### Stated goal
Quote the records word for word from their first line through the line that contains "- table-cell: 4: [290, 221, 336, 231]", with both of those lines included.

-----

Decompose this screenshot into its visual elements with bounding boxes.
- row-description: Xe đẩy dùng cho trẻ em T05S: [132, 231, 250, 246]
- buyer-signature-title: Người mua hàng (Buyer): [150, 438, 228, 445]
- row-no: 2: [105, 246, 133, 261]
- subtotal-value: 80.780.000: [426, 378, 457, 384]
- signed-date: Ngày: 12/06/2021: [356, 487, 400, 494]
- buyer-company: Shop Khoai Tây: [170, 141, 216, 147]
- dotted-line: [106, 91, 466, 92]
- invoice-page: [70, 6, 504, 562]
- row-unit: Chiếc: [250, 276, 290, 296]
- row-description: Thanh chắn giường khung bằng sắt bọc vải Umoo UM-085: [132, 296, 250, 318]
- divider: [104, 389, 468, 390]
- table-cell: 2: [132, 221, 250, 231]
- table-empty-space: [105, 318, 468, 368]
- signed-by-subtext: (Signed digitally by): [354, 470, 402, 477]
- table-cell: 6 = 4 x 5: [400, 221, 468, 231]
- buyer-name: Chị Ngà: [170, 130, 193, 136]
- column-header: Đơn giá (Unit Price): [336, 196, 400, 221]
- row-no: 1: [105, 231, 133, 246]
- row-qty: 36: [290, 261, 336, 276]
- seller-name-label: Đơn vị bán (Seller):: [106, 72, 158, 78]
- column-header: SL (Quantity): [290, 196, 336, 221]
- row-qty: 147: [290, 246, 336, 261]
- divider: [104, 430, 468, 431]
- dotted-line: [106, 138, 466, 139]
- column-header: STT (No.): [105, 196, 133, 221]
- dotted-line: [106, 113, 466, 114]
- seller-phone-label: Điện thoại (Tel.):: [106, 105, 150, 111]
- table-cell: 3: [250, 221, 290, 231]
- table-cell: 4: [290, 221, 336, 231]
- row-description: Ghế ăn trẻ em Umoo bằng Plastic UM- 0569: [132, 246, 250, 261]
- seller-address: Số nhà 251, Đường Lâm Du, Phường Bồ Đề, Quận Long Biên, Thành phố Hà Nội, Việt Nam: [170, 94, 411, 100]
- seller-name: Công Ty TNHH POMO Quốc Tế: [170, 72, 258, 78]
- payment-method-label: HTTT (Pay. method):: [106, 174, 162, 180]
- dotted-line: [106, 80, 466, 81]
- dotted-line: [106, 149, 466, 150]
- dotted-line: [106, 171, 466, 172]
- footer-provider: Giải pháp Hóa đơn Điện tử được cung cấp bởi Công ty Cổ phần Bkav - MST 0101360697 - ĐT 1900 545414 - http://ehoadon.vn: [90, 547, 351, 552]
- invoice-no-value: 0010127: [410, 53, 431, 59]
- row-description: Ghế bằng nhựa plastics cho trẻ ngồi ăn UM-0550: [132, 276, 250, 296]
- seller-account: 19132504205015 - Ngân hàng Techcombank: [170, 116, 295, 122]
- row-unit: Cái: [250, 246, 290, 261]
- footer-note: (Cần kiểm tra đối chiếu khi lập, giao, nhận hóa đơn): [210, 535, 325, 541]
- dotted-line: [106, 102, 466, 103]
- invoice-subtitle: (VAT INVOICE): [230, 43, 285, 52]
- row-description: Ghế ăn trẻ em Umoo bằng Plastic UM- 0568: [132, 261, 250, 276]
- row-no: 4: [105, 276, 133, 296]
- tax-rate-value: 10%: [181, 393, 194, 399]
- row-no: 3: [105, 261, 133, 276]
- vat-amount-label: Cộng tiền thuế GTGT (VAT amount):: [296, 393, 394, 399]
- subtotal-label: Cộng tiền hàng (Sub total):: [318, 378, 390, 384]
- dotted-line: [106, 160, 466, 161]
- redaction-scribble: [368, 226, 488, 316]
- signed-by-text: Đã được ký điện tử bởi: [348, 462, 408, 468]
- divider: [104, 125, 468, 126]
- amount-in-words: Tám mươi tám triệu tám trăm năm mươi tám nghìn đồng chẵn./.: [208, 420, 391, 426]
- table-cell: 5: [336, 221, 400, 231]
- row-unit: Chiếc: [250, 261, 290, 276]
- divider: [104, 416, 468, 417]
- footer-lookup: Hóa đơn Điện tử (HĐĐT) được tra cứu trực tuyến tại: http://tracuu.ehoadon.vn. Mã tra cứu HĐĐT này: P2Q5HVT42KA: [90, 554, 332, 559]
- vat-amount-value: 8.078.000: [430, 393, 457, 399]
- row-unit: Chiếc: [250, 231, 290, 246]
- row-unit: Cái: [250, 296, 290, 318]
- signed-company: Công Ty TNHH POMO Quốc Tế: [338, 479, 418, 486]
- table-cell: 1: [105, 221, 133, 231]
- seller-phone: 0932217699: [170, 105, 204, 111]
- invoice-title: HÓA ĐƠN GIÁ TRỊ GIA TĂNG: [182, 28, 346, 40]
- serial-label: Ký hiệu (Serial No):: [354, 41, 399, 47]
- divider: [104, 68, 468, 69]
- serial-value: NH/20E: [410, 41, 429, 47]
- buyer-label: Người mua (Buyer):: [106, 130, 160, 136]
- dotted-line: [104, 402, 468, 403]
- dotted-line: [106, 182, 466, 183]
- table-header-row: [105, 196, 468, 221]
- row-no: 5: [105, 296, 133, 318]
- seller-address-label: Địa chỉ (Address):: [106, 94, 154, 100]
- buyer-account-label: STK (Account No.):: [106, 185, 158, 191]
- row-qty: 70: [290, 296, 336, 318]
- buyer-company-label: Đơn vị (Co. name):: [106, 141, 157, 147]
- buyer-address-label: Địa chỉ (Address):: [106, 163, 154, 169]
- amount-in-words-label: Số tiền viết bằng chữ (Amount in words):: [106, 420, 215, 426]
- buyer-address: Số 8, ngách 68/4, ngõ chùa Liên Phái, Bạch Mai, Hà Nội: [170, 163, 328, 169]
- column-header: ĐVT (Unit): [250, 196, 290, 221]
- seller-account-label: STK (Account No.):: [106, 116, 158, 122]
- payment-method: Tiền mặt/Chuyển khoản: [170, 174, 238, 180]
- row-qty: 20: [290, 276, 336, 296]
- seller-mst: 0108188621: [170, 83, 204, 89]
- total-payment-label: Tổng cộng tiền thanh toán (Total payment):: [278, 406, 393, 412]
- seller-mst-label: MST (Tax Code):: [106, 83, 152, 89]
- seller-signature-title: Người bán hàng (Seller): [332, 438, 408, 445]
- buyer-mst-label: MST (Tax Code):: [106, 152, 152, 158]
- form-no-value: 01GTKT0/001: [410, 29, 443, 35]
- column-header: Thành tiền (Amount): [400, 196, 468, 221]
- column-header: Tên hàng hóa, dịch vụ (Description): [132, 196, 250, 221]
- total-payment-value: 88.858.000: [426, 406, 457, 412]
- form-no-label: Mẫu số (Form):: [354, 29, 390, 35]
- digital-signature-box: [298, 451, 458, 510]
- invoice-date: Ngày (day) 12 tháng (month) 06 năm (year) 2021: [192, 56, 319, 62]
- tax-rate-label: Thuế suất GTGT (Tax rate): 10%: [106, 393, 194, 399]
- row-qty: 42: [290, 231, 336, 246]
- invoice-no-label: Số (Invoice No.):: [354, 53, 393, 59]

-----

### Task output
Decompose this screenshot into its visual elements with bounding boxes.
- row-description: Xe đẩy dùng cho trẻ em T05S: [132, 231, 250, 246]
- buyer-signature-title: Người mua hàng (Buyer): [150, 438, 228, 445]
- row-no: 2: [105, 246, 133, 261]
- subtotal-value: 80.780.000: [426, 378, 457, 384]
- signed-date: Ngày: 12/06/2021: [356, 487, 400, 494]
- buyer-company: Shop Khoai Tây: [170, 141, 216, 147]
- dotted-line: [106, 91, 466, 92]
- invoice-page: [70, 6, 504, 562]
- row-unit: Chiếc: [250, 276, 290, 296]
- row-description: Thanh chắn giường khung bằng sắt bọc vải Umoo UM-085: [132, 296, 250, 318]
- divider: [104, 389, 468, 390]
- table-cell: 2: [132, 221, 250, 231]
- table-empty-space: [105, 318, 468, 368]
- signed-by-subtext: (Signed digitally by): [354, 470, 402, 477]
- table-cell: 6 = 4 x 5: [400, 221, 468, 231]
- buyer-name: Chị Ngà: [170, 130, 193, 136]
- column-header: Đơn giá (Unit Price): [336, 196, 400, 221]
- row-no: 1: [105, 231, 133, 246]
- row-qty: 36: [290, 261, 336, 276]
- seller-name-label: Đơn vị bán (Seller):: [106, 72, 158, 78]
- column-header: SL (Quantity): [290, 196, 336, 221]
- row-qty: 147: [290, 246, 336, 261]
- divider: [104, 430, 468, 431]
- dotted-line: [106, 138, 466, 139]
- column-header: STT (No.): [105, 196, 133, 221]
- dotted-line: [106, 113, 466, 114]
- seller-phone-label: Điện thoại (Tel.):: [106, 105, 150, 111]
- table-cell: 3: [250, 221, 290, 231]
- table-cell: 4: [290, 221, 336, 231]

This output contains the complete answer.